# Instructions for the task
Search the data below for the string "церкви". Extract every line that contains it.

Collected data
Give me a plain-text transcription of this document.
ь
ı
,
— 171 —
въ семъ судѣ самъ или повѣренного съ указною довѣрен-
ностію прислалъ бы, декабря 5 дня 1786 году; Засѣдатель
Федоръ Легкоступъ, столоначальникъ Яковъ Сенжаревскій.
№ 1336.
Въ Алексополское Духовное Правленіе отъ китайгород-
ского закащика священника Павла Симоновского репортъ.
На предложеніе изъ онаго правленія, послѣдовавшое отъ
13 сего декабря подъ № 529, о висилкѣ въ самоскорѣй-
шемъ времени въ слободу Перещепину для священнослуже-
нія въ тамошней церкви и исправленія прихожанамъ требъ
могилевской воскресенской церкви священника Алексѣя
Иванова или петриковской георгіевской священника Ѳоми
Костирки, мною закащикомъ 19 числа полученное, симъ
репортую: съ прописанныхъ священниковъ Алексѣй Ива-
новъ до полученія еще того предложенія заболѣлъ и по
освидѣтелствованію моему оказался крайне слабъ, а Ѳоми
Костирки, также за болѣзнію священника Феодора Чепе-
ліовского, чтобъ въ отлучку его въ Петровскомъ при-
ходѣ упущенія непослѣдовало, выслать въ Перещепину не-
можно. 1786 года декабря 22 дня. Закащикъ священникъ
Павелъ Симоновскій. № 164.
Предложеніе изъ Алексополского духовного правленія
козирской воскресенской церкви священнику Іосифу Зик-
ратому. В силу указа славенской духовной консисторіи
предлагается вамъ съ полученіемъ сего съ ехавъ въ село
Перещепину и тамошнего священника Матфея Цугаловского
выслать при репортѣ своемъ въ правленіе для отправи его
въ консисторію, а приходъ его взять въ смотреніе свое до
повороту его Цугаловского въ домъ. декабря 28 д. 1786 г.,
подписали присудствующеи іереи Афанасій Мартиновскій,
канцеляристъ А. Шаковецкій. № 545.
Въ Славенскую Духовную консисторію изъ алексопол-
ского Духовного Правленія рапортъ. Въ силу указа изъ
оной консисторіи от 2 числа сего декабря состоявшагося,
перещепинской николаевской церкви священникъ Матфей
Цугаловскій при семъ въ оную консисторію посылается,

# Response
нія въ тамошней церкви и исправленія прихожанамъ требъ
могилевской воскресенской церкви священника Алексѣя
козирской воскресенской церкви священнику Іосифу Зик-
перещепинской николаевской церкви священникъ Матфей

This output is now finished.